(Records contained in a dataset)

%%

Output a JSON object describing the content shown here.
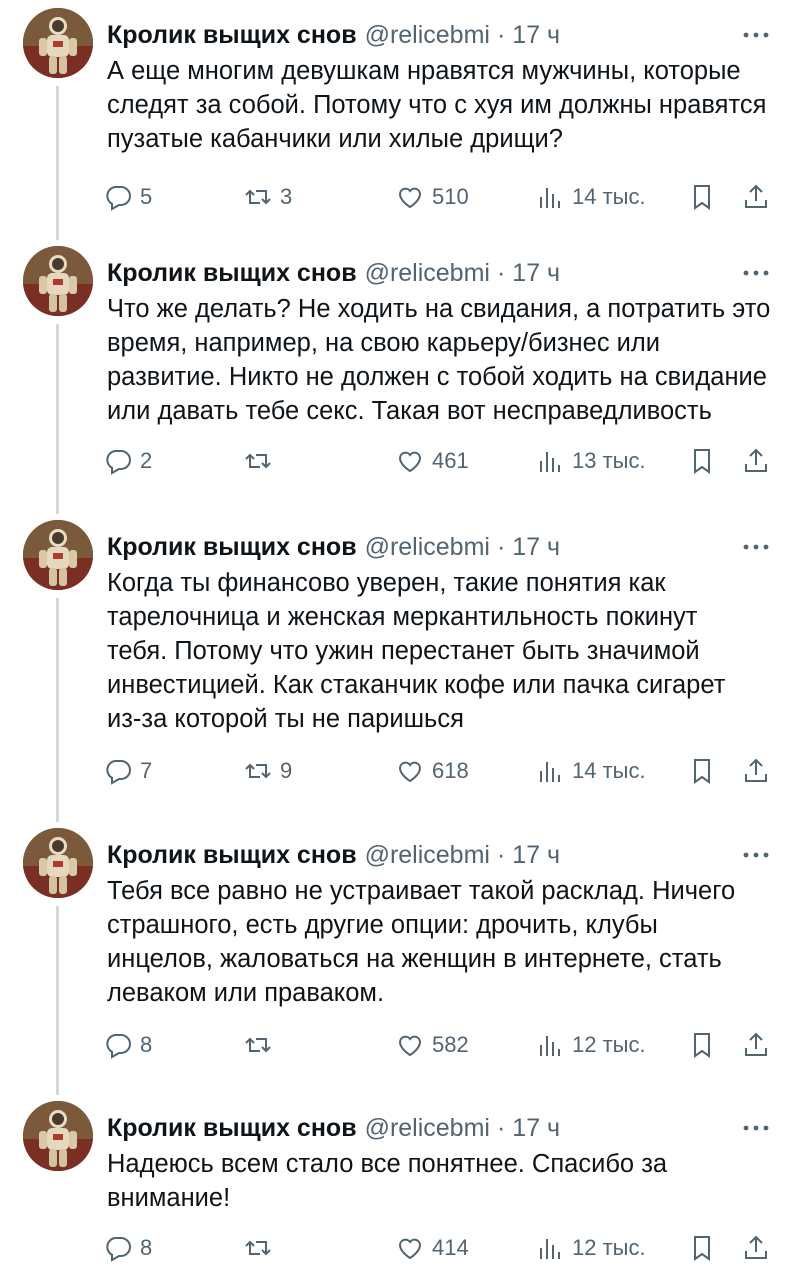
{
  "tweets": [
    {
      "author": "Кролик выщих снов",
      "handle": "@relicebmi",
      "separator": "·",
      "time": "17 ч",
      "lines": [
        "А еще многим девушкам нравятся мужчины, которые",
        "следят за собой. Потому что с хуя им должны нравятся",
        "пузатые кабанчики или хилые дрищи?"
      ],
      "replies": "5",
      "retweets": "3",
      "likes": "510",
      "views": "14 тыс."
    },
    {
      "author": "Кролик выщих снов",
      "handle": "@relicebmi",
      "separator": "·",
      "time": "17 ч",
      "lines": [
        "Что же делать? Не ходить на свидания, а потратить это",
        "время, например, на свою карьеру/бизнес или",
        "развитие. Никто не должен с тобой ходить на свидание",
        "или давать тебе секс. Такая вот несправедливость"
      ],
      "replies": "2",
      "retweets": "",
      "likes": "461",
      "views": "13 тыс."
    },
    {
      "author": "Кролик выщих снов",
      "handle": "@relicebmi",
      "separator": "·",
      "time": "17 ч",
      "lines": [
        "Когда ты финансово уверен, такие понятия как",
        "тарелочница и женская меркантильность покинут",
        "тебя. Потому что ужин перестанет быть значимой",
        "инвестицией. Как стаканчик кофе или пачка сигарет",
        "из-за которой ты не паришься"
      ],
      "replies": "7",
      "retweets": "9",
      "likes": "618",
      "views": "14 тыс."
    },
    {
      "author": "Кролик выщих снов",
      "handle": "@relicebmi",
      "separator": "·",
      "time": "17 ч",
      "lines": [
        "Тебя все равно не устраивает такой расклад. Ничего",
        "страшного, есть другие опции: дрочить, клубы",
        "инцелов, жаловаться на женщин в интернете, стать",
        "леваком или праваком."
      ],
      "replies": "8",
      "retweets": "",
      "likes": "582",
      "views": "12 тыс."
    },
    {
      "author": "Кролик выщих снов",
      "handle": "@relicebmi",
      "separator": "·",
      "time": "17 ч",
      "lines": [
        "Надеюсь всем стало все понятнее. Спасибо за",
        "внимание!"
      ],
      "replies": "8",
      "retweets": "",
      "likes": "414",
      "views": "12 тыс."
    }
  ],
  "icons": {
    "reply": "reply-icon",
    "retweet": "retweet-icon",
    "like": "like-icon",
    "views": "views-icon",
    "bookmark": "bookmark-icon",
    "share": "share-icon",
    "more": "more-icon"
  },
  "colors": {
    "text": "#0f1419",
    "secondary": "#536471",
    "thread_line": "#cfd9de",
    "background": "#ffffff"
  }
}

%%

#### [THE TASK]
Would you set down the listing exactly, omitting pictures?

#### [WORKED ANSWER]
Output a JSON object describing the content shown here.
{
  "tweets": [
    {
      "author": "Кролик выщих снов",
      "handle": "@relicebmi",
      "separator": "·",
      "time": "17 ч",
      "lines": [
        "А еще многим девушкам нравятся мужчины, которые",
        "следят за собой. Потому что с хуя им должны нравятся",
        "пузатые кабанчики или хилые дрищи?"
      ],
      "replies": "5",
      "retweets": "3",
      "likes": "510",
      "views": "14 тыс."
    },
    {
      "author": "Кролик выщих снов",
      "handle": "@relicebmi",
      "separator": "·",
      "time": "17 ч",
      "lines": [
        "Что же делать? Не ходить на свидания, а потратить это",
        "время, например, на свою карьеру/бизнес или",
        "развитие. Никто не должен с тобой ходить на свидание",
        "или давать тебе секс. Такая вот несправедливость"
      ],
      "replies": "2",
      "retweets": "",
      "likes": "461",
      "views": "13 тыс."
    },
    {
      "author": "Кролик выщих снов",
      "handle": "@relicebmi",
      "separator": "·",
      "time": "17 ч",
      "lines": [
        "Когда ты финансово уверен, такие понятия как",
        "тарелочница и женская меркантильность покинут",
        "тебя. Потому что ужин перестанет быть значимой",
        "инвестицией. Как стаканчик кофе или пачка сигарет",
        "из-за которой ты не паришься"
      ],
      "replies": "7",
      "retweets": "9",
      "likes": "618",
      "views": "14 тыс."
    },
    {
      "author": "Кролик выщих снов",
      "handle": "@relicebmi",
      "separator": "·",
      "time": "17 ч",
      "lines": [
        "Тебя все равно не устраивает такой расклад. Ничего",
        "страшного, есть другие опции: дрочить, клубы",
        "инцелов, жаловаться на женщин в интернете, стать",
        "леваком или праваком."
      ],
      "replies": "8",
      "retweets": "",
      "likes": "582",
      "views": "12 тыс."
    },
    {
      "author": "Кролик выщих снов",
      "handle": "@relicebmi",
      "separator": "·",
      "time": "17 ч",
      "lines": [
        "Надеюсь всем стало все понятнее. Спасибо за",
        "внимание!"
      ],
      "replies": "8",
      "retweets": "",
      "likes": "414",
      "views": "12 тыс."
    }
  ],
  "icons": {
    "reply": "reply-icon",
    "retweet": "retweet-icon",
    "like": "like-icon",
    "views": "views-icon",
    "bookmark": "bookmark-icon",
    "share": "share-icon",
    "more": "more-icon"
  },
  "colors": {
    "text": "#0f1419",
    "secondary": "#536471",
    "thread_line": "#cfd9de",
    "background": "#ffffff"
  }
}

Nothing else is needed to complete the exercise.